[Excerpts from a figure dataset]
— begin —
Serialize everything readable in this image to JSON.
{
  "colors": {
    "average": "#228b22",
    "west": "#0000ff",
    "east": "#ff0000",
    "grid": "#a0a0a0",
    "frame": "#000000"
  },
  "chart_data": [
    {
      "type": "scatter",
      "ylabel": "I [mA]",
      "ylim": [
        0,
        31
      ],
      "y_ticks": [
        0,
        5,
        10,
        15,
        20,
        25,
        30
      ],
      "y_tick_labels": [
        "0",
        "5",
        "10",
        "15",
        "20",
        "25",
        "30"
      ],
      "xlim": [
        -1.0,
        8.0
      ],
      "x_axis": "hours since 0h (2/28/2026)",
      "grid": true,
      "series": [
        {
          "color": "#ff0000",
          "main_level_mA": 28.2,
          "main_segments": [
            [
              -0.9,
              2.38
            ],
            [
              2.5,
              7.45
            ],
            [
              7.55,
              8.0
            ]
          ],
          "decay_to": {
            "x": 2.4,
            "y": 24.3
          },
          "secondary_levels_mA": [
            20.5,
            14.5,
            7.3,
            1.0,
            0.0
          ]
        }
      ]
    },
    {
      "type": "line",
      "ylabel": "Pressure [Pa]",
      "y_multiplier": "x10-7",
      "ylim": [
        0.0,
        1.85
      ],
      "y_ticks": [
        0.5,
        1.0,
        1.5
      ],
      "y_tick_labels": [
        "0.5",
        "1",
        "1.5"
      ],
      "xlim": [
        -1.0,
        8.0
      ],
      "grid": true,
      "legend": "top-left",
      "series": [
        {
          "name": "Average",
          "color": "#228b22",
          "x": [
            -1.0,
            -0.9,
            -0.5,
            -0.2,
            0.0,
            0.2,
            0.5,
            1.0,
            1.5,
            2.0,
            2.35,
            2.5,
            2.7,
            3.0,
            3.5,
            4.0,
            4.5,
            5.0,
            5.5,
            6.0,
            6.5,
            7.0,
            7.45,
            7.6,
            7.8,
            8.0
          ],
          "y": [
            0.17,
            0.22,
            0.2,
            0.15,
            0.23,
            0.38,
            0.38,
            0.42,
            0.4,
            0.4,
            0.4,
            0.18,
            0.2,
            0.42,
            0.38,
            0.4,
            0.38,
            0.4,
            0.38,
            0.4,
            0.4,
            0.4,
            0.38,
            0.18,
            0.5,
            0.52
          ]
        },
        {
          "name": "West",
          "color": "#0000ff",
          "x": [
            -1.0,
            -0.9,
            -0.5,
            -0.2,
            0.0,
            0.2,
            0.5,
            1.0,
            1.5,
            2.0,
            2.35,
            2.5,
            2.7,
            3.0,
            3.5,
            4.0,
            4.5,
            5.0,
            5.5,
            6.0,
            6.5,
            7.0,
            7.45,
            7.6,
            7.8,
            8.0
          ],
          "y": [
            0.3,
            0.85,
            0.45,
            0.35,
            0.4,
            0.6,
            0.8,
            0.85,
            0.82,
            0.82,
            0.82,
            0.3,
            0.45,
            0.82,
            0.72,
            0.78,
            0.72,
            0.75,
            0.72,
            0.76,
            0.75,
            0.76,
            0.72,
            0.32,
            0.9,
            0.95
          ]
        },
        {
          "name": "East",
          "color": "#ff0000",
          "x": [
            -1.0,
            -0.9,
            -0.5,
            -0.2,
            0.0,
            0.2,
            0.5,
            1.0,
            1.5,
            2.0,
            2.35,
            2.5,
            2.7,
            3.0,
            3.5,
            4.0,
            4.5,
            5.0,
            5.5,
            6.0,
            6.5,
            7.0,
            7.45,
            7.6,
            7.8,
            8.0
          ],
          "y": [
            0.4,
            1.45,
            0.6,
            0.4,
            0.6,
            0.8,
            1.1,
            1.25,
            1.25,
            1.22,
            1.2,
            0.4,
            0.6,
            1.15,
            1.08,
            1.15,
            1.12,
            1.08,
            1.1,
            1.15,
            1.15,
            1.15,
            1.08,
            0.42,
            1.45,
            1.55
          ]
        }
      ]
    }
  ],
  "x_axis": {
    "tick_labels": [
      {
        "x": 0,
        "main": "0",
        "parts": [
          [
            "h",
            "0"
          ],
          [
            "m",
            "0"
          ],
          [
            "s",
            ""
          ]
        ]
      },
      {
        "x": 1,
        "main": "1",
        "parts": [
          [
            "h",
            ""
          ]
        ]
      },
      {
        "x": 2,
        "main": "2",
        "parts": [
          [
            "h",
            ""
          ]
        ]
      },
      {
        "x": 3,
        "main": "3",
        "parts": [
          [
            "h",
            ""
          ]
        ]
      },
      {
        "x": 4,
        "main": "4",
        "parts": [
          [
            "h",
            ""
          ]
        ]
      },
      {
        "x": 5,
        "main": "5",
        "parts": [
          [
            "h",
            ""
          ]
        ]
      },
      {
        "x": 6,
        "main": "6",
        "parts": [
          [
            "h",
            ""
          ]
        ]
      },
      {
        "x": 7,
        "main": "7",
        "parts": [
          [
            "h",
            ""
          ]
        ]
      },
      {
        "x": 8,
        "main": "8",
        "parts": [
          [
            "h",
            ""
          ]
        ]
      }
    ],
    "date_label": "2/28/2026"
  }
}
— end —
■ **WHAT TO PRODUCE**
Output the listing above without altering a single character.

■ **IN RESPONSE**
Serialize everything readable in this image to JSON.
{
  "colors": {
    "average": "#228b22",
    "west": "#0000ff",
    "east": "#ff0000",
    "grid": "#a0a0a0",
    "frame": "#000000"
  },
  "chart_data": [
    {
      "type": "scatter",
      "ylabel": "I [mA]",
      "ylim": [
        0,
        31
      ],
      "y_ticks": [
        0,
        5,
        10,
        15,
        20,
        25,
        30
      ],
      "y_tick_labels": [
        "0",
        "5",
        "10",
        "15",
        "20",
        "25",
        "30"
      ],
      "xlim": [
        -1.0,
        8.0
      ],
      "x_axis": "hours since 0h (2/28/2026)",
      "grid": true,
      "series": [
        {
          "color": "#ff0000",
          "main_level_mA": 28.2,
          "main_segments": [
            [
              -0.9,
              2.38
            ],
            [
              2.5,
              7.45
            ],
            [
              7.55,
              8.0
            ]
          ],
          "decay_to": {
            "x": 2.4,
            "y": 24.3
          },
          "secondary_levels_mA": [
            20.5,
            14.5,
            7.3,
            1.0,
            0.0
          ]
        }
      ]
    },
    {
      "type": "line",
      "ylabel": "Pressure [Pa]",
      "y_multiplier": "x10-7",
      "ylim": [
        0.0,
        1.85
      ],
      "y_ticks": [
        0.5,
        1.0,
        1.5
      ],
      "y_tick_labels": [
        "0.5",
        "1",
        "1.5"
      ],
      "xlim": [
        -1.0,
        8.0
      ],
      "grid": true,
      "legend": "top-left",
      "series": [
        {
          "name": "Average",
          "color": "#228b22",
          "x": [
            -1.0,
            -0.9,
            -0.5,
            -0.2,
            0.0,
            0.2,
            0.5,
            1.0,
            1.5,
            2.0,
            2.35,
            2.5,
            2.7,
            3.0,
            3.5,
            4.0,
            4.5,
            5.0,
            5.5,
            6.0,
            6.5,
            7.0,
            7.45,
            7.6,
            7.8,
            8.0
          ],
          "y": [
            0.17,
            0.22,
            0.2,
            0.15,
            0.23,
            0.38,
            0.38,
            0.42,
            0.4,
            0.4,
            0.4,
            0.18,
            0.2,
            0.42,
            0.38,
            0.4,
            0.38,
            0.4,
            0.38,
            0.4,
            0.4,
            0.4,
            0.38,
            0.18,
            0.5,
            0.52
          ]
        },
        {
          "name": "West",
          "color": "#0000ff",
          "x": [
            -1.0,
            -0.9,
            -0.5,
            -0.2,
            0.0,
            0.2,
            0.5,
            1.0,
            1.5,
            2.0,
            2.35,
            2.5,
            2.7,
            3.0,
            3.5,
            4.0,
            4.5,
            5.0,
            5.5,
            6.0,
            6.5,
            7.0,
            7.45,
            7.6,
            7.8,
            8.0
          ],
          "y": [
            0.3,
            0.85,
            0.45,
            0.35,
            0.4,
            0.6,
            0.8,
            0.85,
            0.82,
            0.82,
            0.82,
            0.3,
            0.45,
            0.82,
            0.72,
            0.78,
            0.72,
            0.75,
            0.72,
            0.76,
            0.75,
            0.76,
            0.72,
            0.32,
            0.9,
            0.95
          ]
        },
        {
          "name": "East",
          "color": "#ff0000",
          "x": [
            -1.0,
            -0.9,
            -0.5,
            -0.2,
            0.0,
            0.2,
            0.5,
            1.0,
            1.5,
            2.0,
            2.35,
            2.5,
            2.7,
            3.0,
            3.5,
            4.0,
            4.5,
            5.0,
            5.5,
            6.0,
            6.5,
            7.0,
            7.45,
            7.6,
            7.8,
            8.0
          ],
          "y": [
            0.4,
            1.45,
            0.6,
            0.4,
            0.6,
            0.8,
            1.1,
            1.25,
            1.25,
            1.22,
            1.2,
            0.4,
            0.6,
            1.15,
            1.08,
            1.15,
            1.12,
            1.08,
            1.1,
            1.15,
            1.15,
            1.15,
            1.08,
            0.42,
            1.45,
            1.55
          ]
        }
      ]
    }
  ],
  "x_axis": {
    "tick_labels": [
      {
        "x": 0,
        "main": "0",
        "parts": [
          [
            "h",
            "0"
          ],
          [
            "m",
            "0"
          ],
          [
            "s",
            ""
          ]
        ]
      },
      {
        "x": 1,
        "main": "1",
        "parts": [
          [
            "h",
            ""
          ]
        ]
      },
      {
        "x": 2,
        "main": "2",
        "parts": [
          [
            "h",
            ""
          ]
        ]
      },
      {
        "x": 3,
        "main": "3",
        "parts": [
          [
            "h",
            ""
          ]
        ]
      },
      {
        "x": 4,
        "main": "4",
        "parts": [
          [
            "h",
            ""
          ]
        ]
      },
      {
        "x": 5,
        "main": "5",
        "parts": [
          [
            "h",
            ""
          ]
        ]
      },
      {
        "x": 6,
        "main": "6",
        "parts": [
          [
            "h",
            ""
          ]
        ]
      },
      {
        "x": 7,
        "main": "7",
        "parts": [
          [
            "h",
            ""
          ]
        ]
      },
      {
        "x": 8,
        "main": "8",
        "parts": [
          [
            "h",
            ""
          ]
        ]
      }
    ],
    "date_label": "2/28/2026"
  }
}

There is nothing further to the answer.